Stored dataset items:
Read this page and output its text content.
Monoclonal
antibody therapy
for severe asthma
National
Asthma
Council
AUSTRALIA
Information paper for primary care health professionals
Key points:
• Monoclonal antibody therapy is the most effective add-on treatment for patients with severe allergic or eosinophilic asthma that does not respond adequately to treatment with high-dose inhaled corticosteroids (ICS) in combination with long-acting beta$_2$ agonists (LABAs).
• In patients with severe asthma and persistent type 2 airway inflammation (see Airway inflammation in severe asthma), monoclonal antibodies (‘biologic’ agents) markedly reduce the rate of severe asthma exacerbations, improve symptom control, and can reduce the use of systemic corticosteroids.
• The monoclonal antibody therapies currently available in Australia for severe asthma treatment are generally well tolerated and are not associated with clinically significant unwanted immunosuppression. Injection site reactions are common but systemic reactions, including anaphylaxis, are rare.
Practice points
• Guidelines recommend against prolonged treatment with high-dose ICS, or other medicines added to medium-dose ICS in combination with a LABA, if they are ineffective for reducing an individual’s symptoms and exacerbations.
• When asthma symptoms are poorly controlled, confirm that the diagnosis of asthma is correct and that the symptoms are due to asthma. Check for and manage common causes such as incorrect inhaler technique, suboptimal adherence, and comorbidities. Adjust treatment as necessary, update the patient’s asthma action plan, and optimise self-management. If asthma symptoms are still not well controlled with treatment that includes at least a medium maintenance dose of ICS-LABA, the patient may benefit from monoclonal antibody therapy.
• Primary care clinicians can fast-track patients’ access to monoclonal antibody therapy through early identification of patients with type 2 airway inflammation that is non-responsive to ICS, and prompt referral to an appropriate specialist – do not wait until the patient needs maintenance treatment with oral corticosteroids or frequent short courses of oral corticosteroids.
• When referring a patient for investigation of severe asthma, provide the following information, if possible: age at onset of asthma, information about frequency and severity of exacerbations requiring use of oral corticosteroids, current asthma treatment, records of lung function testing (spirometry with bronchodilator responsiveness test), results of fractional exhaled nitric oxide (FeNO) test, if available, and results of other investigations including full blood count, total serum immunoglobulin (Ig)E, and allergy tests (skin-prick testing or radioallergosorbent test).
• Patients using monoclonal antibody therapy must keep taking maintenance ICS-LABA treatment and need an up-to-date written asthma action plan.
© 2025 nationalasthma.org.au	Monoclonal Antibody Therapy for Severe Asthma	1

DESCRIPTION OF THE TASK:
Read the entries and show each line that mentions "high".

TASK ANSWER:
• Monoclonal antibody therapy is the most effective add-on treatment for patients with severe allergic or eosinophilic asthma that does not respond adequately to treatment with high-dose inhaled corticosteroids (ICS) in combination with long-acting beta$_2$ agonists (LABAs).
• Guidelines recommend against prolonged treatment with high-dose ICS, or other medicines added to medium-dose ICS in combination with a LABA, if they are ineffective for reducing an individual’s symptoms and exacerbations.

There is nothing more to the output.